# THE TASK
Gather up every line that includes the string "amaliy".

Raw records:
● ● ●

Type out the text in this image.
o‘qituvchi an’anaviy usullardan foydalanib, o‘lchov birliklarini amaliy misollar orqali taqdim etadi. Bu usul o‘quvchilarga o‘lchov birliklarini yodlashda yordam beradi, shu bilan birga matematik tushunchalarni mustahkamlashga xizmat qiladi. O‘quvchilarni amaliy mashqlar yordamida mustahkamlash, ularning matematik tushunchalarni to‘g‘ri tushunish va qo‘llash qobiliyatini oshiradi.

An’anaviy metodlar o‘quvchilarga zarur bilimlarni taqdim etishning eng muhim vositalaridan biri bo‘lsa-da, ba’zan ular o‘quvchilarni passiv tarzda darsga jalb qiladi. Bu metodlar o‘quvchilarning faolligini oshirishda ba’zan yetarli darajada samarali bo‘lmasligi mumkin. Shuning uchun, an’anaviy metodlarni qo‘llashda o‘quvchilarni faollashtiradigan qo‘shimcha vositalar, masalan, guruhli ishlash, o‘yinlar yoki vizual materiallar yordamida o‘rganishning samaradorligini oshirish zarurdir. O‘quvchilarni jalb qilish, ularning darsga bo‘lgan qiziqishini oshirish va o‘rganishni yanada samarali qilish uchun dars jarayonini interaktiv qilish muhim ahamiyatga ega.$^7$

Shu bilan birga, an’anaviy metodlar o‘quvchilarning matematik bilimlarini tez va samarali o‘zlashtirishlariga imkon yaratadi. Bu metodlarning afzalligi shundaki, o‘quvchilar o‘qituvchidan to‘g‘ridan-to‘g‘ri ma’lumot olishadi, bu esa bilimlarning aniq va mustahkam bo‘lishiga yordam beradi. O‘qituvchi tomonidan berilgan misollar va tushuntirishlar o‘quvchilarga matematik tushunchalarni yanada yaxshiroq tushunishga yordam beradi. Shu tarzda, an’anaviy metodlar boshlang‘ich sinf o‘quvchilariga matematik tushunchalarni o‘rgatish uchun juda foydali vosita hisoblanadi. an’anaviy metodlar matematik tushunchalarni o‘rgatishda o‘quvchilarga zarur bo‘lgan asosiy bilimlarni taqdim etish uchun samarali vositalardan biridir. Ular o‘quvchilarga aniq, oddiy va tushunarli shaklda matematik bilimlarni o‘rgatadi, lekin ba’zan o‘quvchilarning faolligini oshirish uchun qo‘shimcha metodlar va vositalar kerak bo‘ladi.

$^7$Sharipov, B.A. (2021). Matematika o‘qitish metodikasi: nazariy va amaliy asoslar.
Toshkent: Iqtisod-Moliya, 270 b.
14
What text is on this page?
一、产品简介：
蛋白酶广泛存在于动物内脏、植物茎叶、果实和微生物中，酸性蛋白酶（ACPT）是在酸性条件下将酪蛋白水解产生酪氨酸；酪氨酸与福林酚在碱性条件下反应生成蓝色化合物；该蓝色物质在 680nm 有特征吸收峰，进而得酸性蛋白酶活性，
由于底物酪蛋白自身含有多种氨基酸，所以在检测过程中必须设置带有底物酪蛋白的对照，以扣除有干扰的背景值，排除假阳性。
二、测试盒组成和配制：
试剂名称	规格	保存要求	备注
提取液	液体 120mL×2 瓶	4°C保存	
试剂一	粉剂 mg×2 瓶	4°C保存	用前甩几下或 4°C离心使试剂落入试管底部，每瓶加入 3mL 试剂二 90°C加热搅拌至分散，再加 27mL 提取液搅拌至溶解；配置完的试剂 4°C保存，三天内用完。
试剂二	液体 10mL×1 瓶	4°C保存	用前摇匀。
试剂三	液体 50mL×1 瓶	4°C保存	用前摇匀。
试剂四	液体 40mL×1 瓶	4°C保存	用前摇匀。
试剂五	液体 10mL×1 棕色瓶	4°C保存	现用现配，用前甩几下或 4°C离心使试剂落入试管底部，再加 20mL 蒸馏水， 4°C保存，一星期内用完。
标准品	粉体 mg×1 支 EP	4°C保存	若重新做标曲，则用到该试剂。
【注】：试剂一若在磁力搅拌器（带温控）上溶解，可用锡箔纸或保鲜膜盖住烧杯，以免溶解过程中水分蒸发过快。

● ● ●

# WRITTEN RESPONSE
o‘qituvchi an’anaviy usullardan foydalanib, o‘lchov birliklarini amaliy misollar orqali taqdim etadi. Bu usul o‘quvchilarga o‘lchov birliklarini yodlashda yordam beradi, shu bilan birga matematik tushunchalarni mustahkamlashga xizmat qiladi. O‘quvchilarni amaliy mashqlar yordamida mustahkamlash, ularning matematik tushunchalarni to‘g‘ri tushunish va qo‘llash qobiliyatini oshiradi.
$^7$Sharipov, B.A. (2021). Matematika o‘qitish metodikasi: nazariy va amaliy asoslar.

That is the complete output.